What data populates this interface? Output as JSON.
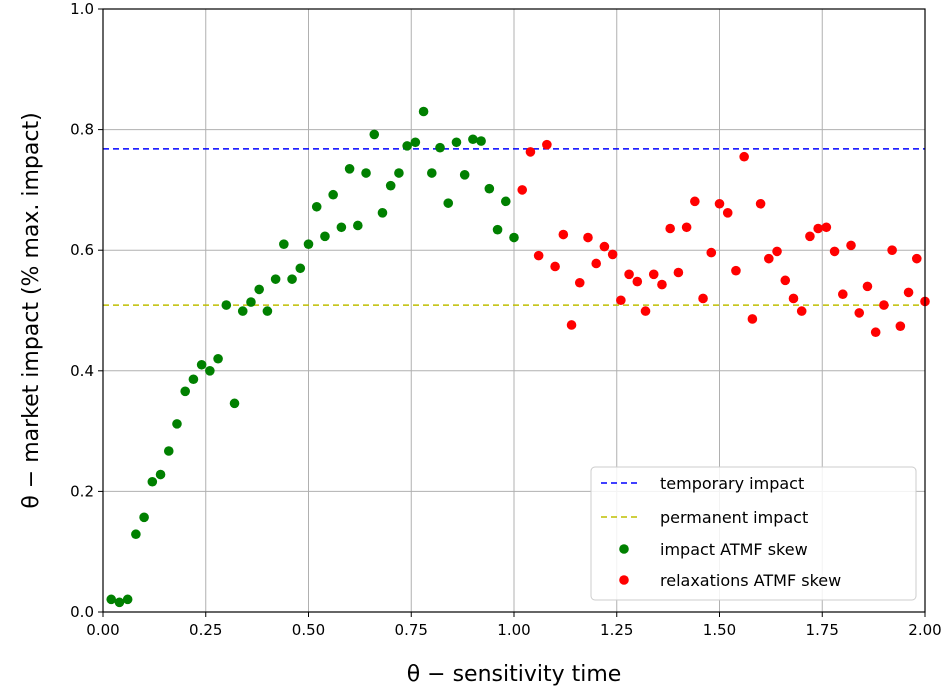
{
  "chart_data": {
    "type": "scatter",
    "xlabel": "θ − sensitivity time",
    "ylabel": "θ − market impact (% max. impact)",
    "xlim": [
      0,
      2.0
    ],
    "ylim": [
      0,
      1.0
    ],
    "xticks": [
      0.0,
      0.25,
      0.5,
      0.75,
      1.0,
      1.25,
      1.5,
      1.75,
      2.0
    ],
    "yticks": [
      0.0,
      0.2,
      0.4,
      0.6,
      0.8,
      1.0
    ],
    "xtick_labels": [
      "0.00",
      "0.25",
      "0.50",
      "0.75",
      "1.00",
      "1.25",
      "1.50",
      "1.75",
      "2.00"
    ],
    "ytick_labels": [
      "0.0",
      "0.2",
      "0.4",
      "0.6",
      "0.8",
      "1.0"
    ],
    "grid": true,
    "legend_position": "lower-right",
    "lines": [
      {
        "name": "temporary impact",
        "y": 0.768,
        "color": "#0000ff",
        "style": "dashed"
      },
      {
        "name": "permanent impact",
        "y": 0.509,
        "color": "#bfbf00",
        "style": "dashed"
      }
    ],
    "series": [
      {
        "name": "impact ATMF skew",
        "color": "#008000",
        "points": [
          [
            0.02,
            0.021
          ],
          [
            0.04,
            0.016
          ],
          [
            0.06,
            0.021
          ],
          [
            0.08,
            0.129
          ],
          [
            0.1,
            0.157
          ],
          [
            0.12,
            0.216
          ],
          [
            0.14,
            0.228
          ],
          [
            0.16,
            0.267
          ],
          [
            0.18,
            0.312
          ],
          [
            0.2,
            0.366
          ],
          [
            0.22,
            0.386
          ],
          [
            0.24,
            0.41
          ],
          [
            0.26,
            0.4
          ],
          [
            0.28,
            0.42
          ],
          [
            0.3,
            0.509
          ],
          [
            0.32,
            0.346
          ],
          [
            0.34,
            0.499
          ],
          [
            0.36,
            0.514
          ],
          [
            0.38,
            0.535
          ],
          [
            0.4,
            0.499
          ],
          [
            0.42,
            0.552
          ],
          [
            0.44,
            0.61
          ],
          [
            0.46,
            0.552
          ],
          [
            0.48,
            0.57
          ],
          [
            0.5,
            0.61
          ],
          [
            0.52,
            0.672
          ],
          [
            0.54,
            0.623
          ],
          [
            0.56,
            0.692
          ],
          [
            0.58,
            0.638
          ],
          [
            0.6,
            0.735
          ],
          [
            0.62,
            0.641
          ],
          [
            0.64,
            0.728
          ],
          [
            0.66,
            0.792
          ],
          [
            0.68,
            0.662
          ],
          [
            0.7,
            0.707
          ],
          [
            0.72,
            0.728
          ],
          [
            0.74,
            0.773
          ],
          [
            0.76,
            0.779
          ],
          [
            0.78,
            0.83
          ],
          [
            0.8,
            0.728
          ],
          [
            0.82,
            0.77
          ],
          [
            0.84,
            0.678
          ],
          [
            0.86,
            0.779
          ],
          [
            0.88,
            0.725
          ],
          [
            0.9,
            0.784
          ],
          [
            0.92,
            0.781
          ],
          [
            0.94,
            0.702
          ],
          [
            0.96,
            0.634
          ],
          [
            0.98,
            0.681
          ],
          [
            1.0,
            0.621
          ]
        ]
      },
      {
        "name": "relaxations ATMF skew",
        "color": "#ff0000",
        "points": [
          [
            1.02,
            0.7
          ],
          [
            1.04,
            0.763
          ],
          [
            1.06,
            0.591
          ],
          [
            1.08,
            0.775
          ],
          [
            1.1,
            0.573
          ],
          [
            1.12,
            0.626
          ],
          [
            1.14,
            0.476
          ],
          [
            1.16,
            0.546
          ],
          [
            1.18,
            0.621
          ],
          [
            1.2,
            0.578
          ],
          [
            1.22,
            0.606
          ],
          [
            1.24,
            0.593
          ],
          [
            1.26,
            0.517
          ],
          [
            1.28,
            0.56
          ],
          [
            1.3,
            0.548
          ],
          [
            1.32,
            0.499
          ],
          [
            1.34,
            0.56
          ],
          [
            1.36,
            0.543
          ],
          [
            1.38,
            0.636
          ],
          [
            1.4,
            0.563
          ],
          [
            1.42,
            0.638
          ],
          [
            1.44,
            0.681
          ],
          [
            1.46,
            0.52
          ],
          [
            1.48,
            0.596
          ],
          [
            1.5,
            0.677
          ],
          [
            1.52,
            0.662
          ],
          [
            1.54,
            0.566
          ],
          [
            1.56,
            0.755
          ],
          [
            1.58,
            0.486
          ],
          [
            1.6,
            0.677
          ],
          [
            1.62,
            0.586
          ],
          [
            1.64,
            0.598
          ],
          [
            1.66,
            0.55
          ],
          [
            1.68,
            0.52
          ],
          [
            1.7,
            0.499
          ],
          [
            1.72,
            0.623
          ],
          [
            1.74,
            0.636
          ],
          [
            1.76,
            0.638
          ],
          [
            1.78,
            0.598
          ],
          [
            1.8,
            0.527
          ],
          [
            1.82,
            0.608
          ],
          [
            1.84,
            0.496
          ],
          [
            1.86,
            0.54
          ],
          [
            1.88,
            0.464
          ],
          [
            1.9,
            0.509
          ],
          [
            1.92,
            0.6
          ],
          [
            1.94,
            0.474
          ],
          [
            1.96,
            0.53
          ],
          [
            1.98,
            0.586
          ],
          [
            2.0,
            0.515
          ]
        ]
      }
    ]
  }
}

========================

Exercise directions: All entries must be written out again exactly as given, with no pictures in the copy.

Written solution:
What data populates this interface? Output as JSON.
{
  "chart_data": {
    "type": "scatter",
    "xlabel": "θ − sensitivity time",
    "ylabel": "θ − market impact (% max. impact)",
    "xlim": [
      0,
      2.0
    ],
    "ylim": [
      0,
      1.0
    ],
    "xticks": [
      0.0,
      0.25,
      0.5,
      0.75,
      1.0,
      1.25,
      1.5,
      1.75,
      2.0
    ],
    "yticks": [
      0.0,
      0.2,
      0.4,
      0.6,
      0.8,
      1.0
    ],
    "xtick_labels": [
      "0.00",
      "0.25",
      "0.50",
      "0.75",
      "1.00",
      "1.25",
      "1.50",
      "1.75",
      "2.00"
    ],
    "ytick_labels": [
      "0.0",
      "0.2",
      "0.4",
      "0.6",
      "0.8",
      "1.0"
    ],
    "grid": true,
    "legend_position": "lower-right",
    "lines": [
      {
        "name": "temporary impact",
        "y": 0.768,
        "color": "#0000ff",
        "style": "dashed"
      },
      {
        "name": "permanent impact",
        "y": 0.509,
        "color": "#bfbf00",
        "style": "dashed"
      }
    ],
    "series": [
      {
        "name": "impact ATMF skew",
        "color": "#008000",
        "points": [
          [
            0.02,
            0.021
          ],
          [
            0.04,
            0.016
          ],
          [
            0.06,
            0.021
          ],
          [
            0.08,
            0.129
          ],
          [
            0.1,
            0.157
          ],
          [
            0.12,
            0.216
          ],
          [
            0.14,
            0.228
          ],
          [
            0.16,
            0.267
          ],
          [
            0.18,
            0.312
          ],
          [
            0.2,
            0.366
          ],
          [
            0.22,
            0.386
          ],
          [
            0.24,
            0.41
          ],
          [
            0.26,
            0.4
          ],
          [
            0.28,
            0.42
          ],
          [
            0.3,
            0.509
          ],
          [
            0.32,
            0.346
          ],
          [
            0.34,
            0.499
          ],
          [
            0.36,
            0.514
          ],
          [
            0.38,
            0.535
          ],
          [
            0.4,
            0.499
          ],
          [
            0.42,
            0.552
          ],
          [
            0.44,
            0.61
          ],
          [
            0.46,
            0.552
          ],
          [
            0.48,
            0.57
          ],
          [
            0.5,
            0.61
          ],
          [
            0.52,
            0.672
          ],
          [
            0.54,
            0.623
          ],
          [
            0.56,
            0.692
          ],
          [
            0.58,
            0.638
          ],
          [
            0.6,
            0.735
          ],
          [
            0.62,
            0.641
          ],
          [
            0.64,
            0.728
          ],
          [
            0.66,
            0.792
          ],
          [
            0.68,
            0.662
          ],
          [
            0.7,
            0.707
          ],
          [
            0.72,
            0.728
          ],
          [
            0.74,
            0.773
          ],
          [
            0.76,
            0.779
          ],
          [
            0.78,
            0.83
          ],
          [
            0.8,
            0.728
          ],
          [
            0.82,
            0.77
          ],
          [
            0.84,
            0.678
          ],
          [
            0.86,
            0.779
          ],
          [
            0.88,
            0.725
          ],
          [
            0.9,
            0.784
          ],
          [
            0.92,
            0.781
          ],
          [
            0.94,
            0.702
          ],
          [
            0.96,
            0.634
          ],
          [
            0.98,
            0.681
          ],
          [
            1.0,
            0.621
          ]
        ]
      },
      {
        "name": "relaxations ATMF skew",
        "color": "#ff0000",
        "points": [
          [
            1.02,
            0.7
          ],
          [
            1.04,
            0.763
          ],
          [
            1.06,
            0.591
          ],
          [
            1.08,
            0.775
          ],
          [
            1.1,
            0.573
          ],
          [
            1.12,
            0.626
          ],
          [
            1.14,
            0.476
          ],
          [
            1.16,
            0.546
          ],
          [
            1.18,
            0.621
          ],
          [
            1.2,
            0.578
          ],
          [
            1.22,
            0.606
          ],
          [
            1.24,
            0.593
          ],
          [
            1.26,
            0.517
          ],
          [
            1.28,
            0.56
          ],
          [
            1.3,
            0.548
          ],
          [
            1.32,
            0.499
          ],
          [
            1.34,
            0.56
          ],
          [
            1.36,
            0.543
          ],
          [
            1.38,
            0.636
          ],
          [
            1.4,
            0.563
          ],
          [
            1.42,
            0.638
          ],
          [
            1.44,
            0.681
          ],
          [
            1.46,
            0.52
          ],
          [
            1.48,
            0.596
          ],
          [
            1.5,
            0.677
          ],
          [
            1.52,
            0.662
          ],
          [
            1.54,
            0.566
          ],
          [
            1.56,
            0.755
          ],
          [
            1.58,
            0.486
          ],
          [
            1.6,
            0.677
          ],
          [
            1.62,
            0.586
          ],
          [
            1.64,
            0.598
          ],
          [
            1.66,
            0.55
          ],
          [
            1.68,
            0.52
          ],
          [
            1.7,
            0.499
          ],
          [
            1.72,
            0.623
          ],
          [
            1.74,
            0.636
          ],
          [
            1.76,
            0.638
          ],
          [
            1.78,
            0.598
          ],
          [
            1.8,
            0.527
          ],
          [
            1.82,
            0.608
          ],
          [
            1.84,
            0.496
          ],
          [
            1.86,
            0.54
          ],
          [
            1.88,
            0.464
          ],
          [
            1.9,
            0.509
          ],
          [
            1.92,
            0.6
          ],
          [
            1.94,
            0.474
          ],
          [
            1.96,
            0.53
          ],
          [
            1.98,
            0.586
          ],
          [
            2.0,
            0.515
          ]
        ]
      }
    ]
  }
}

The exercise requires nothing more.